### Requirements
Find every line below that contains the word "learning", and copy each one in full.

### Extracted material
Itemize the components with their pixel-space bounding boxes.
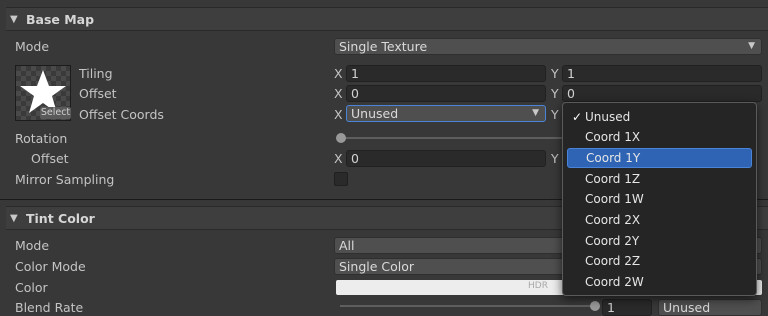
menu-item-unused[interactable]: ✓ Unused bbox=[567, 107, 752, 127]
offset-coords-x-dropdown[interactable]: Unused ▼ bbox=[346, 105, 546, 122]
tiling-y-input[interactable]: 1 bbox=[562, 65, 762, 82]
rotation-slider-track[interactable] bbox=[340, 137, 565, 139]
tiling-label: Tiling bbox=[79, 66, 113, 81]
rotation-slider-handle[interactable] bbox=[336, 133, 346, 143]
offset-y-axis: Y bbox=[551, 86, 559, 101]
texture-slot[interactable]: Select bbox=[15, 65, 71, 121]
menu-item-coord-1z[interactable]: Coord 1Z bbox=[567, 169, 752, 189]
chevron-down-icon: ▼ bbox=[748, 41, 755, 51]
blend-rate-slider-handle[interactable] bbox=[590, 301, 600, 311]
coords-dropdown-menu: ✓ Unused Coord 1X Coord 1Y Coord 1Z Coor… bbox=[562, 102, 757, 296]
tiling-y-axis: Y bbox=[551, 66, 559, 81]
rotation-label: Rotation bbox=[15, 131, 68, 146]
mode-label: Mode bbox=[15, 39, 50, 54]
tint-color-title: Tint Color bbox=[26, 210, 95, 226]
base-map-header[interactable]: ▼ Base Map bbox=[6, 7, 768, 31]
rotation-offset-x-axis: X bbox=[334, 151, 343, 166]
menu-item-coord-2y[interactable]: Coord 2Y bbox=[567, 231, 752, 251]
offset-coords-x-axis: X bbox=[334, 107, 343, 122]
rotation-offset-y-axis: Y bbox=[551, 151, 559, 166]
menu-item-coord-1x[interactable]: Coord 1X bbox=[567, 127, 752, 147]
offset-coords-y-axis: Y bbox=[551, 107, 559, 122]
menu-item-label: Coord 2Y bbox=[585, 234, 640, 248]
tint-mode-label: Mode bbox=[15, 238, 50, 253]
menu-item-coord-2w[interactable]: Coord 2W bbox=[567, 272, 752, 292]
hdr-label: HDR bbox=[528, 281, 548, 291]
offset-y-input[interactable]: 0 bbox=[562, 85, 762, 102]
menu-item-label: Coord 1Y bbox=[586, 151, 641, 165]
offset-x-axis: X bbox=[334, 86, 343, 101]
offset-coords-label: Offset Coords bbox=[79, 107, 164, 122]
color-mode-value: Single Color bbox=[339, 259, 415, 274]
mode-dropdown[interactable]: Single Texture ▼ bbox=[334, 38, 762, 55]
menu-item-label: Coord 2Z bbox=[585, 254, 641, 268]
menu-item-label: Coord 2X bbox=[585, 213, 641, 227]
chevron-down-icon: ▼ bbox=[532, 108, 539, 118]
color-mode-label: Color Mode bbox=[15, 259, 86, 274]
mode-value: Single Texture bbox=[339, 39, 428, 54]
tiling-x-input[interactable]: 1 bbox=[346, 65, 546, 82]
base-map-title: Base Map bbox=[26, 11, 95, 27]
menu-item-coord-2z[interactable]: Coord 2Z bbox=[567, 251, 752, 271]
menu-item-label: Coord 1X bbox=[585, 130, 641, 144]
menu-item-coord-2x[interactable]: Coord 2X bbox=[567, 210, 752, 230]
menu-item-label: Coord 1Z bbox=[585, 172, 641, 186]
menu-item-label: Coord 1W bbox=[585, 192, 644, 206]
tint-mode-value: All bbox=[339, 238, 355, 253]
menu-item-coord-1w[interactable]: Coord 1W bbox=[567, 189, 752, 209]
collapse-triangle-icon[interactable]: ▼ bbox=[10, 14, 26, 25]
offset-coords-x-value: Unused bbox=[351, 106, 399, 121]
menu-item-label: Coord 2W bbox=[585, 275, 644, 289]
menu-item-coord-1y[interactable]: Coord 1Y bbox=[567, 148, 752, 168]
tiling-x-axis: X bbox=[334, 66, 343, 81]
rotation-offset-x-input[interactable]: 0 bbox=[346, 150, 546, 167]
mirror-sampling-label: Mirror Sampling bbox=[15, 172, 115, 187]
texture-select-button[interactable]: Select bbox=[40, 107, 71, 119]
rotation-offset-label: Offset bbox=[31, 151, 69, 166]
color-label: Color bbox=[15, 280, 48, 295]
collapse-triangle-icon[interactable]: ▼ bbox=[10, 213, 26, 224]
mirror-sampling-checkbox[interactable] bbox=[334, 172, 348, 186]
offset-x-input[interactable]: 0 bbox=[346, 85, 546, 102]
checkmark-icon: ✓ bbox=[572, 110, 583, 124]
offset-label: Offset bbox=[79, 86, 117, 101]
menu-item-label: Unused bbox=[585, 110, 631, 124]
blend-rate-slider-track[interactable] bbox=[340, 305, 595, 307]
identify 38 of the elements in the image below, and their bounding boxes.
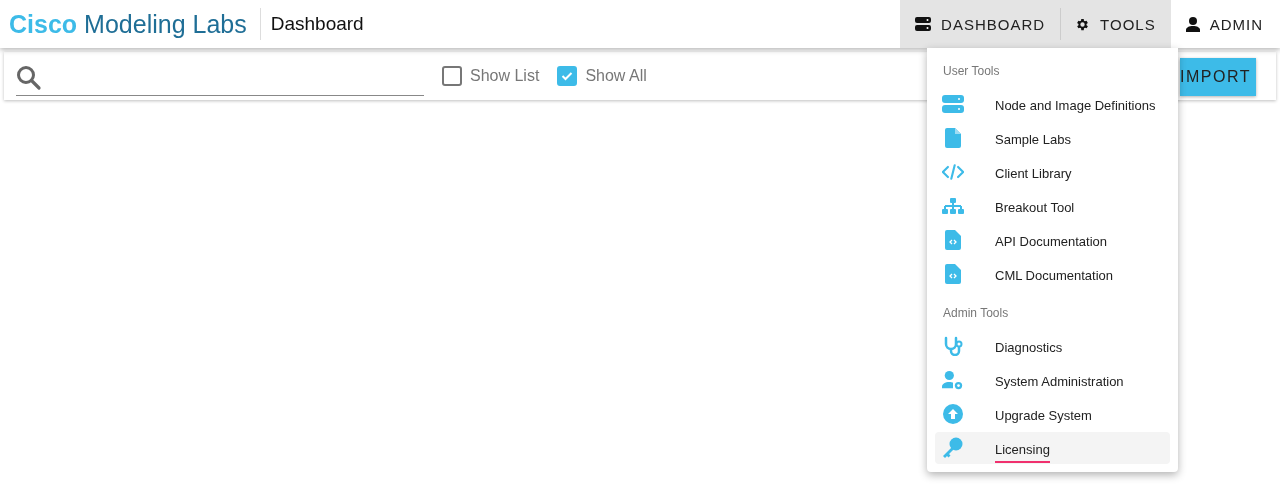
menu-section-title: User Tools <box>942 63 1001 80</box>
key-icon <box>942 437 964 459</box>
check-icon <box>561 71 574 81</box>
menu-item[interactable]: Licensing <box>935 432 1170 464</box>
show-all-checkbox[interactable] <box>557 66 578 86</box>
search-icon <box>16 64 42 91</box>
upload-circle-icon <box>943 404 963 424</box>
brand-name: Modeling Labs <box>84 11 247 37</box>
menu-item[interactable]: Node and Image Definitions <box>935 88 1170 120</box>
menu-item[interactable]: API Documentation <box>935 224 1170 256</box>
menu-item[interactable]: Upgrade System <box>935 398 1170 430</box>
menu-item[interactable]: System Administration <box>935 364 1170 396</box>
server-icon <box>915 17 932 31</box>
hierarchy-icon <box>942 198 964 214</box>
menu-item[interactable]: Diagnostics <box>935 330 1170 362</box>
show-list-checkbox[interactable] <box>442 66 462 86</box>
checkbox-label: Show List <box>470 67 540 85</box>
brand-logo: Cisco <box>9 11 78 37</box>
code-file-icon <box>945 230 961 250</box>
code-file-icon <box>945 264 961 284</box>
checkbox-label: Show All <box>585 67 647 85</box>
user-icon <box>1185 16 1200 32</box>
menu-item[interactable]: Client Library <box>935 156 1170 188</box>
menu-item[interactable]: Sample Labs <box>935 122 1170 154</box>
menu-item[interactable]: CML Documentation <box>935 258 1170 290</box>
file-icon <box>945 128 961 148</box>
page-title: Dashboard <box>270 13 364 35</box>
menu-item[interactable]: Breakout Tool <box>935 190 1170 222</box>
nav-button[interactable]: ADMIN <box>1170 0 1280 48</box>
menu-section-title: Admin Tools <box>942 305 1010 322</box>
code-icon <box>942 163 964 181</box>
user-settings-icon <box>942 369 964 391</box>
settings-icon <box>1075 16 1091 32</box>
stethoscope-icon <box>943 336 963 356</box>
nav-button[interactable]: DASHBOARD <box>900 0 1061 48</box>
nav-button[interactable]: TOOLS <box>1060 0 1171 48</box>
server-icon <box>942 95 964 113</box>
import-button[interactable]: IMPORT <box>1180 58 1256 96</box>
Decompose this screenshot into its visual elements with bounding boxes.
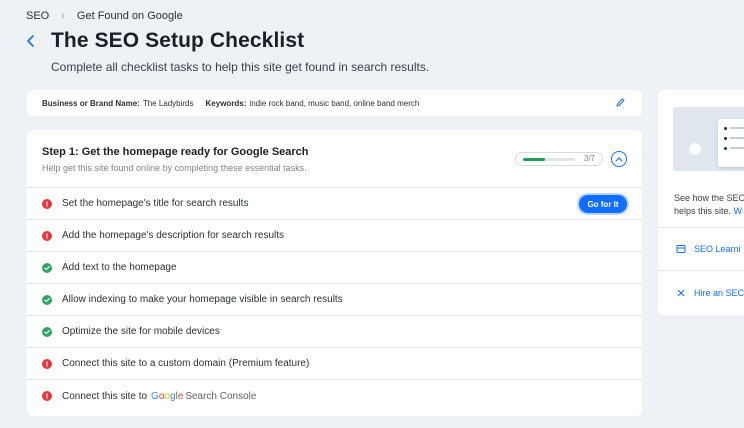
checklist-illustration	[718, 119, 744, 167]
divider	[658, 270, 744, 271]
checkmark-icon	[42, 262, 52, 273]
step-title: Step 1: Get the homepage ready for Googl…	[42, 146, 309, 158]
task-row[interactable]: Add the homepage's description for searc…	[27, 220, 642, 252]
side-text-line1: See how the SEO	[674, 193, 744, 203]
task-text: Allow indexing to make your homepage vis…	[62, 294, 343, 305]
progress-text: 3/7	[583, 154, 595, 163]
seo-learning-link[interactable]: SEO Learni	[676, 244, 741, 254]
breadcrumb: SEO › Get Found on Google	[26, 10, 183, 22]
step-subtitle: Help get this site found online by compl…	[42, 163, 307, 173]
pencil-icon	[616, 98, 625, 107]
edit-button[interactable]	[615, 97, 626, 108]
business-value: The Ladybirds	[142, 98, 194, 108]
task-label: Add the homepage's description for searc…	[62, 230, 284, 241]
search-console-wordmark: Search Console	[185, 390, 257, 402]
collapse-button[interactable]	[611, 151, 627, 167]
handshake-icon	[677, 289, 685, 297]
checkmark-icon	[42, 294, 52, 305]
checklist-card: Step 1: Get the homepage ready for Googl…	[27, 130, 642, 416]
chevron-up-icon	[615, 157, 623, 162]
task-label: Optimize the site for mobile devices	[62, 326, 220, 337]
task-label: Connect this site to Google Search Console	[62, 391, 256, 402]
task-row[interactable]: Connect this site to a custom domain (Pr…	[27, 348, 642, 380]
site-info-bar: Business or Brand Name: The Ladybirds Ke…	[27, 90, 642, 116]
seo-learning-label: SEO Learni	[694, 244, 741, 254]
exclamation-icon	[42, 391, 52, 401]
task-text: Add the homepage's description for searc…	[62, 230, 285, 241]
go-for-it-button[interactable]: Go for It	[579, 195, 627, 213]
task-row[interactable]: Connect this site to Google Search Console	[27, 380, 642, 412]
task-text: Add text to the homepage	[62, 262, 177, 273]
video-thumbnail[interactable]	[673, 107, 744, 171]
side-panel: See how the SEO helps this site. W SEO L…	[658, 90, 744, 315]
task-text: Optimize the site for mobile devices	[62, 326, 220, 337]
exclamation-icon	[42, 358, 52, 369]
task-list: Set the homepage's title for search resu…	[27, 188, 642, 412]
play-icon	[689, 143, 701, 155]
task-text: Connect this site to a custom domain (Pr…	[62, 358, 310, 369]
breadcrumb-current: Get Found on Google	[76, 10, 183, 22]
page-title: The SEO Setup Checklist	[51, 29, 305, 52]
step-header: Step 1: Get the homepage ready for Googl…	[27, 130, 642, 188]
side-text-link[interactable]: W	[734, 206, 743, 216]
task-text: Connect this site to	[62, 390, 148, 402]
divider	[658, 227, 744, 228]
side-text-line2: helps this site.	[674, 206, 732, 216]
back-button[interactable]	[24, 33, 38, 49]
exclamation-icon	[42, 198, 52, 209]
keywords-label: Keywords:	[205, 98, 247, 108]
task-label: Add text to the homepage	[62, 262, 177, 273]
task-text: Set the homepage's title for search resu…	[62, 198, 249, 209]
checkmark-icon	[42, 326, 52, 337]
hire-expert-link[interactable]: Hire an SEC	[676, 288, 744, 298]
progress-indicator: 3/7	[515, 152, 603, 166]
task-row[interactable]: Set the homepage's title for search resu…	[27, 188, 642, 220]
task-label: Set the homepage's title for search resu…	[62, 198, 248, 209]
google-wordmark: Google	[151, 390, 184, 402]
task-row[interactable]: Add text to the homepage	[27, 252, 642, 284]
book-icon	[676, 245, 686, 253]
google-search-console-logo: Google Search Console	[151, 391, 256, 402]
chevron-left-icon	[27, 35, 34, 47]
page-subtitle: Complete all checklist tasks to help thi…	[51, 60, 430, 74]
exclamation-icon	[42, 230, 52, 241]
hire-expert-label: Hire an SEC	[694, 288, 744, 298]
breadcrumb-seo[interactable]: SEO	[26, 10, 49, 22]
keywords-value: indie rock band, music band, online band…	[249, 98, 420, 108]
task-row[interactable]: Optimize the site for mobile devices	[27, 316, 642, 348]
task-label: Connect this site to a custom domain (Pr…	[62, 358, 309, 369]
task-row[interactable]: Allow indexing to make your homepage vis…	[27, 284, 642, 316]
progress-track	[523, 158, 575, 161]
chevron-right-icon: ›	[61, 10, 65, 22]
side-description: See how the SEO helps this site. W	[674, 192, 744, 218]
task-label: Allow indexing to make your homepage vis…	[62, 294, 343, 305]
business-label: Business or Brand Name:	[42, 98, 140, 108]
progress-fill	[523, 158, 546, 161]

### Solved exercise
seo-learning-link[interactable]: SEO Learni	[676, 244, 741, 254]
seo-learning-label: SEO Learni	[694, 244, 741, 254]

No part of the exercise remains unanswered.